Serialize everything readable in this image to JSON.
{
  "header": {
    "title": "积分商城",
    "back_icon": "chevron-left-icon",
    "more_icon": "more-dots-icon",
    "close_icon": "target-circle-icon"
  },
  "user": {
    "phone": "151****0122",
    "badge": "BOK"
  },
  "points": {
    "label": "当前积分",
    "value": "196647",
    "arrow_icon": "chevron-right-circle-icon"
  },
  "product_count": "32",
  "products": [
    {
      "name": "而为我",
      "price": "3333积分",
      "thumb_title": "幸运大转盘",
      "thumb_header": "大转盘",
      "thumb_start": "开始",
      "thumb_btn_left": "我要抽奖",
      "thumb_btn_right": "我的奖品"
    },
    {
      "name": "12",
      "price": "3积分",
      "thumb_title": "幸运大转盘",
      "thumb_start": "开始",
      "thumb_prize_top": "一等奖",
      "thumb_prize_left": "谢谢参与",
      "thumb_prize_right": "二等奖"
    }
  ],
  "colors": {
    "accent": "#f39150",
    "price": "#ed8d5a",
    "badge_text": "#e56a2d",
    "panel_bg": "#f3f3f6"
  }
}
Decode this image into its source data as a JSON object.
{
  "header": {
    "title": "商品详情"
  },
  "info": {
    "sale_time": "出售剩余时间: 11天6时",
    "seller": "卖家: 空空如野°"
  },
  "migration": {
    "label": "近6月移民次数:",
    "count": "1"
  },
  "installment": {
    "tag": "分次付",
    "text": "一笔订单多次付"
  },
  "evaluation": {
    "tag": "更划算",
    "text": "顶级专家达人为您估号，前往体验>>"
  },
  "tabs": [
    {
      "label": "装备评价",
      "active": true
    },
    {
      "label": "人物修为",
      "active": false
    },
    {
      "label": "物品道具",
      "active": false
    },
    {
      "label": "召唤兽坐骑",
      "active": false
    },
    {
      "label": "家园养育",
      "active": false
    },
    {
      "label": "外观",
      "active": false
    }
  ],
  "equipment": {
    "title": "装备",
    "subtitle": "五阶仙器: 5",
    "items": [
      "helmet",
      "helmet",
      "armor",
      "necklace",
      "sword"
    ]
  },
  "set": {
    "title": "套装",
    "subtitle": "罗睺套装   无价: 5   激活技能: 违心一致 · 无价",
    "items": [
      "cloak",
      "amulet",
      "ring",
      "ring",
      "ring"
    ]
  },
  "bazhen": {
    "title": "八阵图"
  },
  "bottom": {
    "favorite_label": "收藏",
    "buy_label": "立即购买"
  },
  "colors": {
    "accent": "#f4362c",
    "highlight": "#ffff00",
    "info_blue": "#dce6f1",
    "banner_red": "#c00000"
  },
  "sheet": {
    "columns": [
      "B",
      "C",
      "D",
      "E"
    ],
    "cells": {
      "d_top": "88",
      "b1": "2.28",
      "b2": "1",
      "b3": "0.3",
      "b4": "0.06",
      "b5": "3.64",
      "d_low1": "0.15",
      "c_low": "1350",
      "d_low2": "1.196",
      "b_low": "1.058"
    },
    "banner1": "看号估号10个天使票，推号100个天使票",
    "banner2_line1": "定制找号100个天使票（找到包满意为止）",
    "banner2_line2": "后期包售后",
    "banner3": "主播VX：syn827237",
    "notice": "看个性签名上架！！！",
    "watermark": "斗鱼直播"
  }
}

☆ ☆ ☆ ☆ ☆

(Directive):
Give the material above again, word for word.

(Solution to the exercise):
Serialize everything readable in this image to JSON.
{
  "header": {
    "title": "积分商城",
    "back_icon": "chevron-left-icon",
    "more_icon": "more-dots-icon",
    "close_icon": "target-circle-icon"
  },
  "user": {
    "phone": "151****0122",
    "badge": "BOK"
  },
  "points": {
    "label": "当前积分",
    "value": "196647",
    "arrow_icon": "chevron-right-circle-icon"
  },
  "product_count": "32",
  "products": [
    {
      "name": "而为我",
      "price": "3333积分",
      "thumb_title": "幸运大转盘",
      "thumb_header": "大转盘",
      "thumb_start": "开始",
      "thumb_btn_left": "我要抽奖",
      "thumb_btn_right": "我的奖品"
    },
    {
      "name": "12",
      "price": "3积分",
      "thumb_title": "幸运大转盘",
      "thumb_start": "开始",
      "thumb_prize_top": "一等奖",
      "thumb_prize_left": "谢谢参与",
      "thumb_prize_right": "二等奖"
    }
  ],
  "colors": {
    "accent": "#f39150",
    "price": "#ed8d5a",
    "badge_text": "#e56a2d",
    "panel_bg": "#f3f3f6"
  }
}
Decode this image into its source data as a JSON object.
{
  "header": {
    "title": "商品详情"
  },
  "info": {
    "sale_time": "出售剩余时间: 11天6时",
    "seller": "卖家: 空空如野°"
  },
  "migration": {
    "label": "近6月移民次数:",
    "count": "1"
  },
  "installment": {
    "tag": "分次付",
    "text": "一笔订单多次付"
  },
  "evaluation": {
    "tag": "更划算",
    "text": "顶级专家达人为您估号，前往体验>>"
  },
  "tabs": [
    {
      "label": "装备评价",
      "active": true
    },
    {
      "label": "人物修为",
      "active": false
    },
    {
      "label": "物品道具",
      "active": false
    },
    {
      "label": "召唤兽坐骑",
      "active": false
    },
    {
      "label": "家园养育",
      "active": false
    },
    {
      "label": "外观",
      "active": false
    }
  ],
  "equipment": {
    "title": "装备",
    "subtitle": "五阶仙器: 5",
    "items": [
      "helmet",
      "helmet",
      "armor",
      "necklace",
      "sword"
    ]
  },
  "set": {
    "title": "套装",
    "subtitle": "罗睺套装   无价: 5   激活技能: 违心一致 · 无价",
    "items": [
      "cloak",
      "amulet",
      "ring",
      "ring",
      "ring"
    ]
  },
  "bazhen": {
    "title": "八阵图"
  },
  "bottom": {
    "favorite_label": "收藏",
    "buy_label": "立即购买"
  },
  "colors": {
    "accent": "#f4362c",
    "highlight": "#ffff00",
    "info_blue": "#dce6f1",
    "banner_red": "#c00000"
  },
  "sheet": {
    "columns": [
      "B",
      "C",
      "D",
      "E"
    ],
    "cells": {
      "d_top": "88",
      "b1": "2.28",
      "b2": "1",
      "b3": "0.3",
      "b4": "0.06",
      "b5": "3.64",
      "d_low1": "0.15",
      "c_low": "1350",
      "d_low2": "1.196",
      "b_low": "1.058"
    },
    "banner1": "看号估号10个天使票，推号100个天使票",
    "banner2_line1": "定制找号100个天使票（找到包满意为止）",
    "banner2_line2": "后期包售后",
    "banner3": "主播VX：syn827237",
    "notice": "看个性签名上架！！！",
    "watermark": "斗鱼直播"
  }
}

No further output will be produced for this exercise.